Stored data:
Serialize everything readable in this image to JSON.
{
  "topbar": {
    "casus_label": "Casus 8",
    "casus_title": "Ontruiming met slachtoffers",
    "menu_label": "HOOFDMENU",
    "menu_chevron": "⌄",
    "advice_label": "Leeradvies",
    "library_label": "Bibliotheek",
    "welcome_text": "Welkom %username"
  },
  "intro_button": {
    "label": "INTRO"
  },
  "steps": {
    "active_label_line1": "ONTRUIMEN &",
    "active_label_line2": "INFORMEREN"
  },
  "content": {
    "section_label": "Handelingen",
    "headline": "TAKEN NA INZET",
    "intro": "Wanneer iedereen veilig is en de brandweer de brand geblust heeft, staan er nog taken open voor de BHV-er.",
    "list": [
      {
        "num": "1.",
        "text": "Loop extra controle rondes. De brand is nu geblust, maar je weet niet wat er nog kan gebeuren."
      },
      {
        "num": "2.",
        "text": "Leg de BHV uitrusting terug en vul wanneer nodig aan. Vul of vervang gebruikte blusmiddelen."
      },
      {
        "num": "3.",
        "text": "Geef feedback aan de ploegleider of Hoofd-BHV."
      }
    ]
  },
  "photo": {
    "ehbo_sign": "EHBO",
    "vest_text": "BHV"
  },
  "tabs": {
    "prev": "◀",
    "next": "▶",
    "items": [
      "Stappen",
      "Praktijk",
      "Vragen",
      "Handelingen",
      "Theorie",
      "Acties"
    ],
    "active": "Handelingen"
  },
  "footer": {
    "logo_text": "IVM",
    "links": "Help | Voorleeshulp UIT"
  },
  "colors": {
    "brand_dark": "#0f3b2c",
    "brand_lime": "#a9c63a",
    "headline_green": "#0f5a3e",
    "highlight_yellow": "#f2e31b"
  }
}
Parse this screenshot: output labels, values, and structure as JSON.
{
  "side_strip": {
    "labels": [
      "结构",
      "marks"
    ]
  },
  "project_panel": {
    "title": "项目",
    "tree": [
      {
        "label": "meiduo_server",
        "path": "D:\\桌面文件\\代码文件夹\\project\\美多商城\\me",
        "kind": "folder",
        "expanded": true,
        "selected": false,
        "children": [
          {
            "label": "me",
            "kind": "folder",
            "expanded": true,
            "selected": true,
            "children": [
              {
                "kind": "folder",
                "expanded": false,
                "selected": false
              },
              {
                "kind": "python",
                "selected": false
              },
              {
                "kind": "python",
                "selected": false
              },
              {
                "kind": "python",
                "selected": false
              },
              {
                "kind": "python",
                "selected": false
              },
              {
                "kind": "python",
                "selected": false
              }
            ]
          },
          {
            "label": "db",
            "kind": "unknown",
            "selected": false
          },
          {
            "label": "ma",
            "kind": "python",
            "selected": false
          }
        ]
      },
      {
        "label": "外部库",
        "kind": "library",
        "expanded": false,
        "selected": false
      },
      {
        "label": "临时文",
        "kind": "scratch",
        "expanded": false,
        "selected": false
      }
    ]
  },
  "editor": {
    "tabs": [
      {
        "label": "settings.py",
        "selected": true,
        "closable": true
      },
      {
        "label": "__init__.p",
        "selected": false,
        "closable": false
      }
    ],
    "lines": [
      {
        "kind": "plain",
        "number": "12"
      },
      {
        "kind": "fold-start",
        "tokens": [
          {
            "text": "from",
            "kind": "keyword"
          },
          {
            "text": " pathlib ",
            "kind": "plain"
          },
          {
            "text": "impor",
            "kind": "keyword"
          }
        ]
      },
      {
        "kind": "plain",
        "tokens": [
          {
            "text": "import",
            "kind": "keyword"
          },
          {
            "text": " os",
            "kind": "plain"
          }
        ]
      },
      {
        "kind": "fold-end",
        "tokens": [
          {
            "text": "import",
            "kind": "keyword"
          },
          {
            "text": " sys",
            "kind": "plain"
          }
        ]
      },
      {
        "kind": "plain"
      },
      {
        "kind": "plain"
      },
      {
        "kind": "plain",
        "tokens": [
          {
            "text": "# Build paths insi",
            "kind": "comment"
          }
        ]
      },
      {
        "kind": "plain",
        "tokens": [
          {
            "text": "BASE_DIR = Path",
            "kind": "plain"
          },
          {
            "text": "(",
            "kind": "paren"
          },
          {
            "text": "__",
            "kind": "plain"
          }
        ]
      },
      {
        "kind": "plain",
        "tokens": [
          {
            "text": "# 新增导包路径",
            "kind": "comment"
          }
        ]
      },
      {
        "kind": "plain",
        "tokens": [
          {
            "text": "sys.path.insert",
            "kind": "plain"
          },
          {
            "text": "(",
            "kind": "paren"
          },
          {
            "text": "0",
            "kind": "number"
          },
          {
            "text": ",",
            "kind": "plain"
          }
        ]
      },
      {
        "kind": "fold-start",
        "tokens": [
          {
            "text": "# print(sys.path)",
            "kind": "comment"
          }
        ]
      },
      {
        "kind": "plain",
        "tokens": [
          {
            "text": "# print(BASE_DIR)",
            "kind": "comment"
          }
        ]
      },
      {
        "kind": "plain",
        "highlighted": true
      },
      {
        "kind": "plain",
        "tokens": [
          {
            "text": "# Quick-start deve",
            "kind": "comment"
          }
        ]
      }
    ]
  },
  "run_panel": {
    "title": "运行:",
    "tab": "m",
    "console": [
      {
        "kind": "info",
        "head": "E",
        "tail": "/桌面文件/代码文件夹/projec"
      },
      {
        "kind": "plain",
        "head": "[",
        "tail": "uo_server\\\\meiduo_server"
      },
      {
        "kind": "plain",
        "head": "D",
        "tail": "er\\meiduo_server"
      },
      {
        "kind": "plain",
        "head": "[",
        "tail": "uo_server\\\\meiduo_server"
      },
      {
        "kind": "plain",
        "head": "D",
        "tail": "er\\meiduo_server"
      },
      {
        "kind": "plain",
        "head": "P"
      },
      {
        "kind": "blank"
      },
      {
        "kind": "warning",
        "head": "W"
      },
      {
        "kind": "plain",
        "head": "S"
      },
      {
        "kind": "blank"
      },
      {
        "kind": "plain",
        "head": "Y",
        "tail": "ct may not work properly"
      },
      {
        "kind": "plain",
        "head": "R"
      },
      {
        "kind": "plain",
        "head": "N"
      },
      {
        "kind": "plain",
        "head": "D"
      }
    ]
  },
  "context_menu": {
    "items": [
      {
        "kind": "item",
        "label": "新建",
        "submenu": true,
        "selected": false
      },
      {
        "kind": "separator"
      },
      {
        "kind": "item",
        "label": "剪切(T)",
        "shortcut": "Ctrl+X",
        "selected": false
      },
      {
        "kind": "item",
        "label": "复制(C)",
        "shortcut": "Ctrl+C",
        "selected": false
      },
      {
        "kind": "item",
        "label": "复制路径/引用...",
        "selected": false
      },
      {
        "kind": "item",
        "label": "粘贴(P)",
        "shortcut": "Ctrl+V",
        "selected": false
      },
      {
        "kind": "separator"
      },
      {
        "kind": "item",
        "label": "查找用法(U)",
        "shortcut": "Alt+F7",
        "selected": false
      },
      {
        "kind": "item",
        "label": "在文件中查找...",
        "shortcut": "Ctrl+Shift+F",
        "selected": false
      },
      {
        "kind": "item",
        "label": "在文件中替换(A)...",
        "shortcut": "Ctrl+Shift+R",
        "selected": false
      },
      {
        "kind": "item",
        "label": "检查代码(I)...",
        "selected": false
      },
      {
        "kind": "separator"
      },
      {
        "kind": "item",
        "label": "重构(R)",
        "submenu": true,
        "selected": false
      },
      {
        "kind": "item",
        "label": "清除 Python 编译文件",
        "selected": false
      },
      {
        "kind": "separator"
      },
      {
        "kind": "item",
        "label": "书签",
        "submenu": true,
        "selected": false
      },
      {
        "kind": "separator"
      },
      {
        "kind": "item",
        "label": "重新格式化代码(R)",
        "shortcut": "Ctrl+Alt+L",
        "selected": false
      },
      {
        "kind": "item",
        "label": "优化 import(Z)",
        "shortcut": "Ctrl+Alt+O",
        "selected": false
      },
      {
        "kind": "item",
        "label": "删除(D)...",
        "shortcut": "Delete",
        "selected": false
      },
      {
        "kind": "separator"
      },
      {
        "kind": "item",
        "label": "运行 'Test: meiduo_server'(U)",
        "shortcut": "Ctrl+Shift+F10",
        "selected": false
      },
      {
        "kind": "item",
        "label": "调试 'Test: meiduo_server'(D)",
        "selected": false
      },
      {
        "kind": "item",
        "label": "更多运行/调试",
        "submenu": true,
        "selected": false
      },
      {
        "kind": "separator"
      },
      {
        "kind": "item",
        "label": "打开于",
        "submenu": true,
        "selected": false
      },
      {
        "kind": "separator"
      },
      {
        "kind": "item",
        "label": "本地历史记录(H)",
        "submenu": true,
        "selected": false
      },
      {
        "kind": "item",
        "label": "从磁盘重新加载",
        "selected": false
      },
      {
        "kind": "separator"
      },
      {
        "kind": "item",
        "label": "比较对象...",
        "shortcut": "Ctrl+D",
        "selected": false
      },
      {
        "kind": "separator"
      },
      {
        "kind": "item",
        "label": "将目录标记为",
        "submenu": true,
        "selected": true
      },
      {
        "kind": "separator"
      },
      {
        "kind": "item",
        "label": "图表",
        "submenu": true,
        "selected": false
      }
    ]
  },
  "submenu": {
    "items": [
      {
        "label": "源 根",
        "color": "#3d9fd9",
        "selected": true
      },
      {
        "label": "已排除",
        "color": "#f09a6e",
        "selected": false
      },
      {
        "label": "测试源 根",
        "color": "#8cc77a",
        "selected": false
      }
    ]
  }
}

■ TASK PROMPT: Of the lines above, how many contain the word "folder"? Provide the number and nothing else.

■ SOLUTION TO THIS PROBLEM: 3